>> Begin Provided data

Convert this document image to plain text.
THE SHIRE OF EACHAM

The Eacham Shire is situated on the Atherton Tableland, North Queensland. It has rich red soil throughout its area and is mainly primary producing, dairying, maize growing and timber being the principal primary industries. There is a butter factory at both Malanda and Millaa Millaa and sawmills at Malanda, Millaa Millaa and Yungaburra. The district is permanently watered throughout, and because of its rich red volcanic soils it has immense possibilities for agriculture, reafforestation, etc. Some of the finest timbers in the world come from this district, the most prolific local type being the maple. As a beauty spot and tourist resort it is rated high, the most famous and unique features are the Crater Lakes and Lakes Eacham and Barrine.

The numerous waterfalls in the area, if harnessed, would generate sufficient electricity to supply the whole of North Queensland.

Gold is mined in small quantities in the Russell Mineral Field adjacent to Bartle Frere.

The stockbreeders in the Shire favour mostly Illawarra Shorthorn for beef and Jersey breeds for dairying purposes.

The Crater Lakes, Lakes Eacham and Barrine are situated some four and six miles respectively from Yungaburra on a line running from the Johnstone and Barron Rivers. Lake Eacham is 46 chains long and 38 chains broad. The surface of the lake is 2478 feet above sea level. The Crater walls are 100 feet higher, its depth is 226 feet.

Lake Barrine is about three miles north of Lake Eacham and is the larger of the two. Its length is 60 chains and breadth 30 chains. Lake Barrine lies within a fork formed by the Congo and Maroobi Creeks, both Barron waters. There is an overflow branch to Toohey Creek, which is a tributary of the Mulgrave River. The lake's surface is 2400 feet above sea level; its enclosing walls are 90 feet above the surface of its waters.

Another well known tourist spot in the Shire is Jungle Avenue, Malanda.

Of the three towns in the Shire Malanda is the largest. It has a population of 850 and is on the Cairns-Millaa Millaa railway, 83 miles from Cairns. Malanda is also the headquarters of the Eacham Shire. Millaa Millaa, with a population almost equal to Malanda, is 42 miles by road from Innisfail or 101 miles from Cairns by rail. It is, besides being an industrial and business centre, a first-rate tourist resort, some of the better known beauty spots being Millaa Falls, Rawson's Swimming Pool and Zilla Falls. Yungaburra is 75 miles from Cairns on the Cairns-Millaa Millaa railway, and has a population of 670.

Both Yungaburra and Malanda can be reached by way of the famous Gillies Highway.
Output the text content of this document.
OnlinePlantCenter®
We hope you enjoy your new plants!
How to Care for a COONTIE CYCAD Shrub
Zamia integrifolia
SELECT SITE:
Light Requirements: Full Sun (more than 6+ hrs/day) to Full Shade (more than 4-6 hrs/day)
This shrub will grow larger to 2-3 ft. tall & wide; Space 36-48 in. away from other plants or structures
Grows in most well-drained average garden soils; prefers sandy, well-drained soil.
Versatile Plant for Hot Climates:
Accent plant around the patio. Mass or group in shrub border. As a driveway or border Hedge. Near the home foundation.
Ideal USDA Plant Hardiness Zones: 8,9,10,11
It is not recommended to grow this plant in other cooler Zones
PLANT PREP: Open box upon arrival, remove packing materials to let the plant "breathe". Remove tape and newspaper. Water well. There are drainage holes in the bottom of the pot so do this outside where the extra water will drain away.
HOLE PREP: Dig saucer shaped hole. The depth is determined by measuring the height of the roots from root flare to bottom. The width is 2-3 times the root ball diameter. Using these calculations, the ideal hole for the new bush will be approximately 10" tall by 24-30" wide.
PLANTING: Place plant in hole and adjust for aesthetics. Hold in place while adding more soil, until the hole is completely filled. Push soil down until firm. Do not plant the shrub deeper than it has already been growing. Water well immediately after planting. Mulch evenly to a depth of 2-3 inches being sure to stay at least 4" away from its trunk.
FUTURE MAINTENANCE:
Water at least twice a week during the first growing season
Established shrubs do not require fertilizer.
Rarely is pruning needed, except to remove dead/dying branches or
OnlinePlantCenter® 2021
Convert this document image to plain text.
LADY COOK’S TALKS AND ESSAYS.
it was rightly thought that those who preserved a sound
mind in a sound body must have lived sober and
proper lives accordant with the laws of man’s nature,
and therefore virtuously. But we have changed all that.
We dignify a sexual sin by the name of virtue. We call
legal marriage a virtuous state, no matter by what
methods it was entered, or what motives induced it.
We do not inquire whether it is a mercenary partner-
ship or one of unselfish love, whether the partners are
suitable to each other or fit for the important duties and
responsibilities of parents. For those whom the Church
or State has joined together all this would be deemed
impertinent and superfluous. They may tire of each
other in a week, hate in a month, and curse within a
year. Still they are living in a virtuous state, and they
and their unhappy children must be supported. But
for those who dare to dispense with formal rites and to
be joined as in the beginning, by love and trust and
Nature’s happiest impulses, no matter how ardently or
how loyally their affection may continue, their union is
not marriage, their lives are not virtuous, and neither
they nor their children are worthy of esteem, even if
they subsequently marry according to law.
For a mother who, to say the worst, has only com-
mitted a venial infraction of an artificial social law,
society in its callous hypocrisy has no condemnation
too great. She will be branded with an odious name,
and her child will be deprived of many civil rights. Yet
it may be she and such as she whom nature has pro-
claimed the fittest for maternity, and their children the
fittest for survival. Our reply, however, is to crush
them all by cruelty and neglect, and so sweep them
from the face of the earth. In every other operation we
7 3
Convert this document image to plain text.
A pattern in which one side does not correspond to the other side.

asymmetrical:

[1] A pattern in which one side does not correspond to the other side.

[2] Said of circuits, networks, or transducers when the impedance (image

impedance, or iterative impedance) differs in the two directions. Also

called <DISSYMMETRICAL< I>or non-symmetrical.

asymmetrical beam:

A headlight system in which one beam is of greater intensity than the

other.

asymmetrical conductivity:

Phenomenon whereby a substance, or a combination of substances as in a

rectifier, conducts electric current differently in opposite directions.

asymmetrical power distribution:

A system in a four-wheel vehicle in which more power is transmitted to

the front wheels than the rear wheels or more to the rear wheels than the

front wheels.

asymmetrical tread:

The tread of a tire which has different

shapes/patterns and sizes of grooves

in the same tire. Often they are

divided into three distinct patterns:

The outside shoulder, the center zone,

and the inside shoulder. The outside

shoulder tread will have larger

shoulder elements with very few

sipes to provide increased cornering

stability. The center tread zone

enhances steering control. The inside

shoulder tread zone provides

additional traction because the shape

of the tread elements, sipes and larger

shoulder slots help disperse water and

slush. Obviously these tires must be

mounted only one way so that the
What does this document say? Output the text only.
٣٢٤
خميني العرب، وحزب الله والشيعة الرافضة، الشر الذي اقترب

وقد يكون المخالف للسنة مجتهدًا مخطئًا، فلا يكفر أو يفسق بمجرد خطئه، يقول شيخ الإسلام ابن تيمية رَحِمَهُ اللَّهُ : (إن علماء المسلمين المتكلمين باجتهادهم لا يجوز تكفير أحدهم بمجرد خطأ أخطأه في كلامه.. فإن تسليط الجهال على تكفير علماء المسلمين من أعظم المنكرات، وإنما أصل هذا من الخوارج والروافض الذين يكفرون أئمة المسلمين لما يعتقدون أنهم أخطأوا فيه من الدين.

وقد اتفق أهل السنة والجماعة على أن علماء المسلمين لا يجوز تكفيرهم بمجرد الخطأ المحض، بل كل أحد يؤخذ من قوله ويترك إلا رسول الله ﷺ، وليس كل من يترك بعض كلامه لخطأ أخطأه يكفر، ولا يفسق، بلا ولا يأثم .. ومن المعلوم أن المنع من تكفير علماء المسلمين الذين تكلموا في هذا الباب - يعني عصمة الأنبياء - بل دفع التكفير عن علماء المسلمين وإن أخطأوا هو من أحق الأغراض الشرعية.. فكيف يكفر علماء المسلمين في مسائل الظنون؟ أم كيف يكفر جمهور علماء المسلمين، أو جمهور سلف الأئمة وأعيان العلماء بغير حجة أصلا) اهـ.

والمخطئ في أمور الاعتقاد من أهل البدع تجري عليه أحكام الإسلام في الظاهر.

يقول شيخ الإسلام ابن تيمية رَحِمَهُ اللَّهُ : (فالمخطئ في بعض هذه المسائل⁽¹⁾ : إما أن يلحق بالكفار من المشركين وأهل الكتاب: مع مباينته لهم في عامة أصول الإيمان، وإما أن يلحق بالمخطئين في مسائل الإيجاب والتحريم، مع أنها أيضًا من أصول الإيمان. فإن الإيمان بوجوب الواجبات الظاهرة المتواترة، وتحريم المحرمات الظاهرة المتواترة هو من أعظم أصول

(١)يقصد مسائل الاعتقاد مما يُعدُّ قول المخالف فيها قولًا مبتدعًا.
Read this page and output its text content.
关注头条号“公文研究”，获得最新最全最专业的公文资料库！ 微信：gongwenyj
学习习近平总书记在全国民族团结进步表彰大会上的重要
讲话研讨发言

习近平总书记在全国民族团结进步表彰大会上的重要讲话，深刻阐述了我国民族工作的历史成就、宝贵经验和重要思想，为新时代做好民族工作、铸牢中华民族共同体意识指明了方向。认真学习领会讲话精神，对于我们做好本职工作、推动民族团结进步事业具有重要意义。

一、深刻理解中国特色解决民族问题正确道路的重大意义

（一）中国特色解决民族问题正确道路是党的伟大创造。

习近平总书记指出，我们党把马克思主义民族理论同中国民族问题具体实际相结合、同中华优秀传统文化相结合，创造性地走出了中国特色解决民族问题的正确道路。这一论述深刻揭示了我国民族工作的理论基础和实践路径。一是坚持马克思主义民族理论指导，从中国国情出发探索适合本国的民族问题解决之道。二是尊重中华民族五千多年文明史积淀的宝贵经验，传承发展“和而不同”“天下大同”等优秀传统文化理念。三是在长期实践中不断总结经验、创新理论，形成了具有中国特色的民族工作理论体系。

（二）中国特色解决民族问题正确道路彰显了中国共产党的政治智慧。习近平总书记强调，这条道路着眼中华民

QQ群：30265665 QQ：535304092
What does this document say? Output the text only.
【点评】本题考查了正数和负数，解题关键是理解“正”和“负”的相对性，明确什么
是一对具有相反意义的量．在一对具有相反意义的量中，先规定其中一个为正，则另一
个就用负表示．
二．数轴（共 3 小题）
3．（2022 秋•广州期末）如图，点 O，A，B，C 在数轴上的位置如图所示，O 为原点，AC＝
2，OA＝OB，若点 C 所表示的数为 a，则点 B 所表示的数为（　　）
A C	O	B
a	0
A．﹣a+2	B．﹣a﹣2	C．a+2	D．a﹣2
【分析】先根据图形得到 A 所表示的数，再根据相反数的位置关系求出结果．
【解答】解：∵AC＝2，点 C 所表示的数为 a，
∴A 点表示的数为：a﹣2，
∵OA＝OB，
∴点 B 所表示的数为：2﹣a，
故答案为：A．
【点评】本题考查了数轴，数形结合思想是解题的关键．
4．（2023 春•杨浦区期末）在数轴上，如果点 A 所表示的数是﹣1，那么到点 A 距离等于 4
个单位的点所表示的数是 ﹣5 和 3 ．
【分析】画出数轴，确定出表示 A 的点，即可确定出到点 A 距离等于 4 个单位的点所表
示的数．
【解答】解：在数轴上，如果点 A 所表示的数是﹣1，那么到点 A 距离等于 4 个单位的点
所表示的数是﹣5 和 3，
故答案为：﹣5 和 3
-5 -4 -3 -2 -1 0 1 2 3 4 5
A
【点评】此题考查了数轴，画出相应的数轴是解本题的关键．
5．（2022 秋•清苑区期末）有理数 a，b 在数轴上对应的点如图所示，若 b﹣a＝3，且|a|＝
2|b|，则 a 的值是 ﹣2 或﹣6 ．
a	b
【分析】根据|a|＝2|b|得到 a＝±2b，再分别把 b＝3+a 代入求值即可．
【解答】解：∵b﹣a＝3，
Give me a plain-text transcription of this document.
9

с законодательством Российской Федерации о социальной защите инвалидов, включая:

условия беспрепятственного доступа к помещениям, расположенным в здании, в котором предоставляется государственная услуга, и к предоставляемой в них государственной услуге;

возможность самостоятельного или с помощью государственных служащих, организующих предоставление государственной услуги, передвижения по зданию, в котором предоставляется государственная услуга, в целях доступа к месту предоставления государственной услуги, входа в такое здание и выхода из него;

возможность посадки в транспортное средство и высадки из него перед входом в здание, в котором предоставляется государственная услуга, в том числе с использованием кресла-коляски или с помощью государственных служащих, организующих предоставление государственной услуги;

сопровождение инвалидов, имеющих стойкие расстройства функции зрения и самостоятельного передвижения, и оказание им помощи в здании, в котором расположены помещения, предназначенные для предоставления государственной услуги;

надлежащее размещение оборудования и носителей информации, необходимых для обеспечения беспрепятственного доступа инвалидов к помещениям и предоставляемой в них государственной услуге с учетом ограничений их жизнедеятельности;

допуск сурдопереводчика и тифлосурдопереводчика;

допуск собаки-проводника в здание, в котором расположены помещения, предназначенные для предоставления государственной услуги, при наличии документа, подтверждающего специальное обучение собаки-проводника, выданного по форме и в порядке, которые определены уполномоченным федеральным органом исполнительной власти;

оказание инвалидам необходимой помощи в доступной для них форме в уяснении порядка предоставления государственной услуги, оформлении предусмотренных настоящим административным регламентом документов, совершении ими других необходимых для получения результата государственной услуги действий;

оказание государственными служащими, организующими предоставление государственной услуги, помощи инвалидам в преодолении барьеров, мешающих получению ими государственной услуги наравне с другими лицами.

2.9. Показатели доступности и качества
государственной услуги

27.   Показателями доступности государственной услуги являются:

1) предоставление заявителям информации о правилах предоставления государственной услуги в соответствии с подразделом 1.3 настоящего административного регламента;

>> End Provided data

(Short problem): Copy out every line from the records that has the word "elements".

(Task answer):
shoulder elements with very few
of the tread elements, sipes and larger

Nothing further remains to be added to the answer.